(Image region annotations)
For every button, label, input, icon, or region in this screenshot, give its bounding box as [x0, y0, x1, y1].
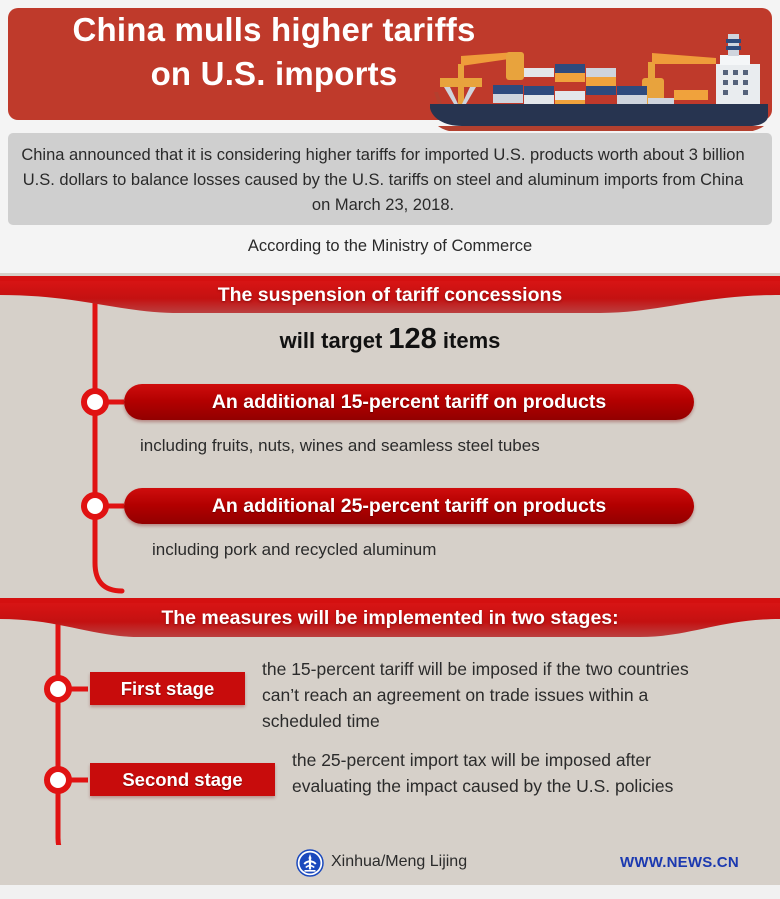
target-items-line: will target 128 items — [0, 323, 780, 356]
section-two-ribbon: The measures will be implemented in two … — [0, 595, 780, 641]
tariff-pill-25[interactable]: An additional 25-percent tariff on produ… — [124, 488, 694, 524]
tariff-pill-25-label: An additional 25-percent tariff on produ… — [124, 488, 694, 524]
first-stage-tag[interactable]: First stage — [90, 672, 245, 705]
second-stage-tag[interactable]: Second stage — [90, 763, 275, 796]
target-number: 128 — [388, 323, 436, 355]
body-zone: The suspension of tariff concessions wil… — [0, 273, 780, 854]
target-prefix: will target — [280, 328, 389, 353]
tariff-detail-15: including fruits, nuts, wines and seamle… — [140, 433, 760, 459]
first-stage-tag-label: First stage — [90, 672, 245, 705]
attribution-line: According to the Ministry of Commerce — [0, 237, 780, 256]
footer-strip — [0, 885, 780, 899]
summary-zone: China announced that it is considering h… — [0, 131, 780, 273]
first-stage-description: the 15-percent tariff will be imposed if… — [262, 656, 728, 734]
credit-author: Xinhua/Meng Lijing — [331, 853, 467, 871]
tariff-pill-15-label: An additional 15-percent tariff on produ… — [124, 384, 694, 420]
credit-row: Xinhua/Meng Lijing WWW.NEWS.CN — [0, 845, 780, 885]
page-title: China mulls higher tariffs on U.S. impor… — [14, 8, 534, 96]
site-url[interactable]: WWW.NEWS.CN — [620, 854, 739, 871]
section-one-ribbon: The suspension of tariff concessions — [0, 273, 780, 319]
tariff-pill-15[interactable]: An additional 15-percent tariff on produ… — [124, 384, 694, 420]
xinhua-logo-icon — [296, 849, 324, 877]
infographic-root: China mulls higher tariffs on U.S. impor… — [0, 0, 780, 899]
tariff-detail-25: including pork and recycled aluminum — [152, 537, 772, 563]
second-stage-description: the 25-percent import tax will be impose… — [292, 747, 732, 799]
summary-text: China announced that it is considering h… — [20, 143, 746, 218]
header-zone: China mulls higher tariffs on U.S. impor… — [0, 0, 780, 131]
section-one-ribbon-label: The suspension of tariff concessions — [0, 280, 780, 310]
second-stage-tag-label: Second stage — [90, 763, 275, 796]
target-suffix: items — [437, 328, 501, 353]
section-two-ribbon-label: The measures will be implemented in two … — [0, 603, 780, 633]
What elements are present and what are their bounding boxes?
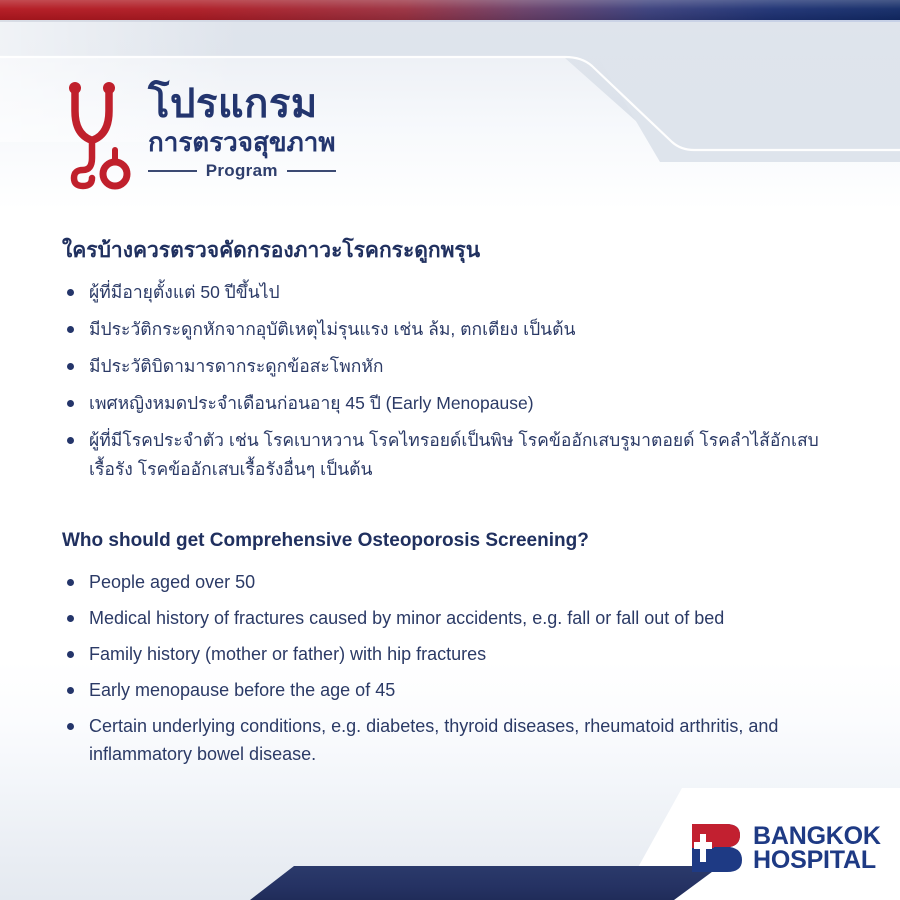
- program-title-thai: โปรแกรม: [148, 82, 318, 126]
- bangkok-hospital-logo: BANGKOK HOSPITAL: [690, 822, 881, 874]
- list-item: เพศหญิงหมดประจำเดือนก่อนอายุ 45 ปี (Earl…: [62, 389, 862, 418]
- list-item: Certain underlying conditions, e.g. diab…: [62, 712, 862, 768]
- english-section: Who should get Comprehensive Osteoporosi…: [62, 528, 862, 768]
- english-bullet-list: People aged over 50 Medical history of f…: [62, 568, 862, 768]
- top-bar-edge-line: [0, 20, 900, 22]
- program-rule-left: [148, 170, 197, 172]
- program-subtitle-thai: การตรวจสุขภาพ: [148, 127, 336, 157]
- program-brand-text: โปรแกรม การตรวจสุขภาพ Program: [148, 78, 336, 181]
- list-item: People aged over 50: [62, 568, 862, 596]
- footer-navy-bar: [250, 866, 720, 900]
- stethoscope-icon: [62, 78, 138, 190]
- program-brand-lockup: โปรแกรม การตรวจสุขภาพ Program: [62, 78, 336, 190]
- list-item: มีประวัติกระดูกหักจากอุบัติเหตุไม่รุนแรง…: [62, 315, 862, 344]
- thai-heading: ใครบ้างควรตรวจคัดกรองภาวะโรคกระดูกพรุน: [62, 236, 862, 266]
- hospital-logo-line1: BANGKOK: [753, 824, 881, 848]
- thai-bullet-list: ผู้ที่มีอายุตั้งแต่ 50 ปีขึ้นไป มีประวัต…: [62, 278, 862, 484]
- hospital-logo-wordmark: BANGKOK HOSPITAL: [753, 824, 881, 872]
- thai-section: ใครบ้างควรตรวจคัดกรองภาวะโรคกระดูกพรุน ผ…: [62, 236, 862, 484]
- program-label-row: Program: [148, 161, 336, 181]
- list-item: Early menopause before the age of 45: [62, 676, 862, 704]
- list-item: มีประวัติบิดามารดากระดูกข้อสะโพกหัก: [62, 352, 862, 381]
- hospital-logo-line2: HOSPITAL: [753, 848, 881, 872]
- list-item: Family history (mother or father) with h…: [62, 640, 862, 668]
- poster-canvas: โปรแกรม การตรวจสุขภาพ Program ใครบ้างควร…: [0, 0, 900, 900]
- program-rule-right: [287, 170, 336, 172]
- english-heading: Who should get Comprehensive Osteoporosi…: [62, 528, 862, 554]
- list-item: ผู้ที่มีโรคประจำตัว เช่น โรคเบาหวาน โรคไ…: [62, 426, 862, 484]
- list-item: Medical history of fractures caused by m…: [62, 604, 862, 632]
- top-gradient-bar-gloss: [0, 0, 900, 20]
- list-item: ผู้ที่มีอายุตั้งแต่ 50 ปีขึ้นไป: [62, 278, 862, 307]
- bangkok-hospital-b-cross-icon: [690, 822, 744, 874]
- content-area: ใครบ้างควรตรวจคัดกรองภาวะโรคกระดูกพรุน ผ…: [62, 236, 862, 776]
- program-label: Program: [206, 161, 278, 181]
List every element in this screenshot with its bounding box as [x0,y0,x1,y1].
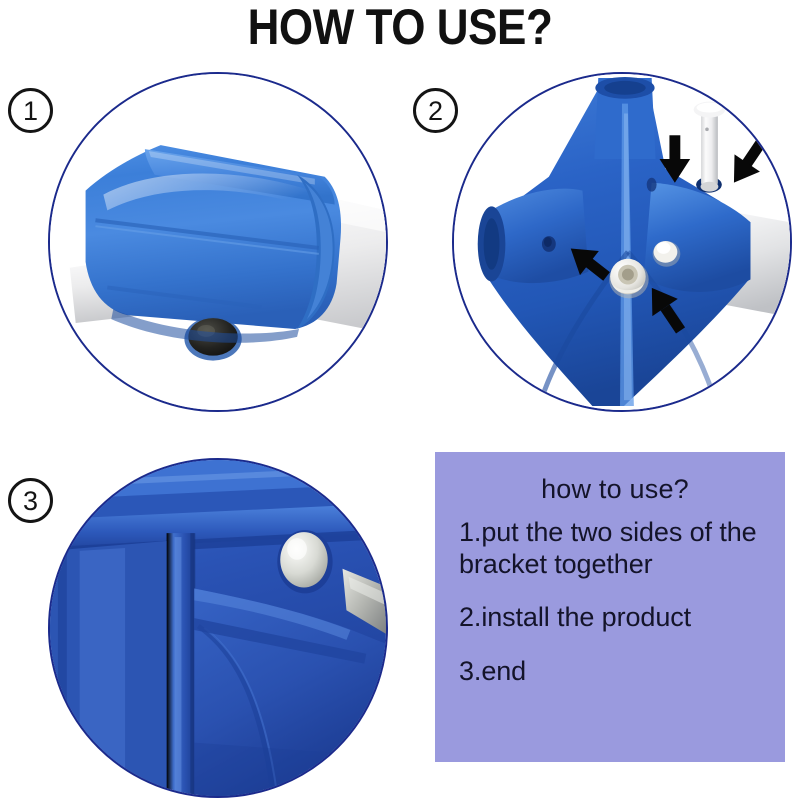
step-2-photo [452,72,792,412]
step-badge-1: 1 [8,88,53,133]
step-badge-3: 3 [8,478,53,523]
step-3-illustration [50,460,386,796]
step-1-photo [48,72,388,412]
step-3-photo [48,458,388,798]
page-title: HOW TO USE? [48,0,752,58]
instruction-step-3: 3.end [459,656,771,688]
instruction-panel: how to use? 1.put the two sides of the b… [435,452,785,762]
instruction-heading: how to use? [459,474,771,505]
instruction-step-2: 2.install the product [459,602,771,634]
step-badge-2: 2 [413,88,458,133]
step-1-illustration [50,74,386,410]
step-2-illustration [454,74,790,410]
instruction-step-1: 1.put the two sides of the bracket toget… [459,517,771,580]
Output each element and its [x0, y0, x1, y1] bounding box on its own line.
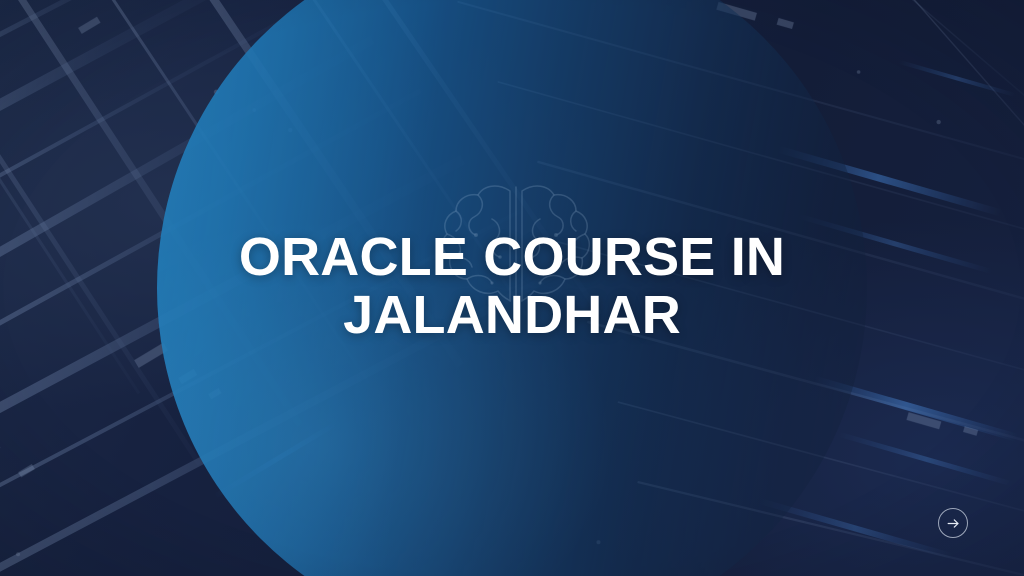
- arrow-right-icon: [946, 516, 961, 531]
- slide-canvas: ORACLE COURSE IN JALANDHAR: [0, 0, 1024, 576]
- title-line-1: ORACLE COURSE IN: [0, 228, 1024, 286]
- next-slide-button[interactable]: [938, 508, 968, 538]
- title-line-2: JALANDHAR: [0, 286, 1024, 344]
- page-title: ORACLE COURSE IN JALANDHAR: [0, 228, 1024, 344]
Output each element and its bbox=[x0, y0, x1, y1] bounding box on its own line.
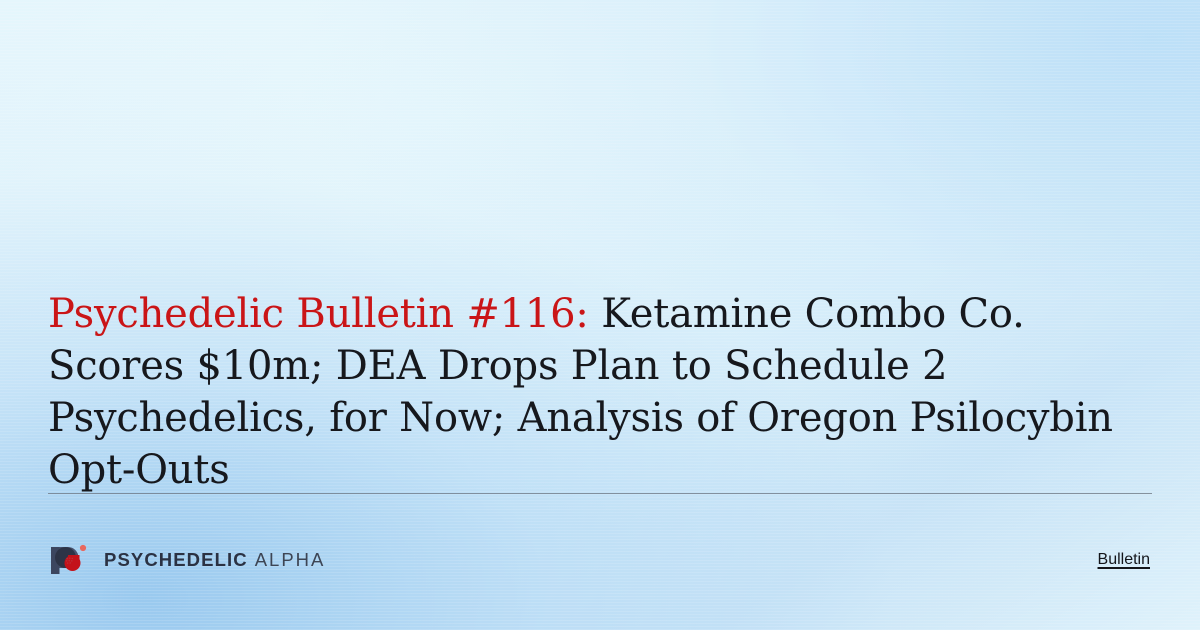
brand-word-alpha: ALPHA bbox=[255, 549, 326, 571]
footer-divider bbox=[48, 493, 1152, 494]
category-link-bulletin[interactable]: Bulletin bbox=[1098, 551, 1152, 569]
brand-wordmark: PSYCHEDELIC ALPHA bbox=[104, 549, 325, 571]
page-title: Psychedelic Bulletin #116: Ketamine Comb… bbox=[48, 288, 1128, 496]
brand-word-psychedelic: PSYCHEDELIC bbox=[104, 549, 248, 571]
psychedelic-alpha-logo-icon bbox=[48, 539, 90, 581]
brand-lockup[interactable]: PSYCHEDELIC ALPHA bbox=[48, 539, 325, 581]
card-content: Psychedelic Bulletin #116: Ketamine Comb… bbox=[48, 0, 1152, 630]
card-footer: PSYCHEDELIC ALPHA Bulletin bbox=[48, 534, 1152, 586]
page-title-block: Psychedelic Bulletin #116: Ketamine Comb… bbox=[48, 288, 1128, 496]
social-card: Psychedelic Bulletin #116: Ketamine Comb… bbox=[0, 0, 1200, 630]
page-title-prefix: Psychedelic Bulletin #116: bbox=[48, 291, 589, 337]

# Exercise requirements:
In the material above, copy the lines word for word, beginning with the line that contains "- program-title-thai: โปรแกรม: [148, 82, 318, 126]" and continuing through the line that contains "- english-section: Who".

# Task answer:
- program-title-thai: โปรแกรม: [148, 82, 318, 126]
- bangkok-hospital-logo: BANGKOK HOSPITAL: [690, 822, 881, 874]
- list-item: เพศหญิงหมดประจำเดือนก่อนอายุ 45 ปี (Earl…: [62, 389, 862, 418]
- list-item: Certain underlying conditions, e.g. diab…: [62, 712, 862, 768]
- english-section: Who should get Comprehensive Osteoporosi…: [62, 528, 862, 768]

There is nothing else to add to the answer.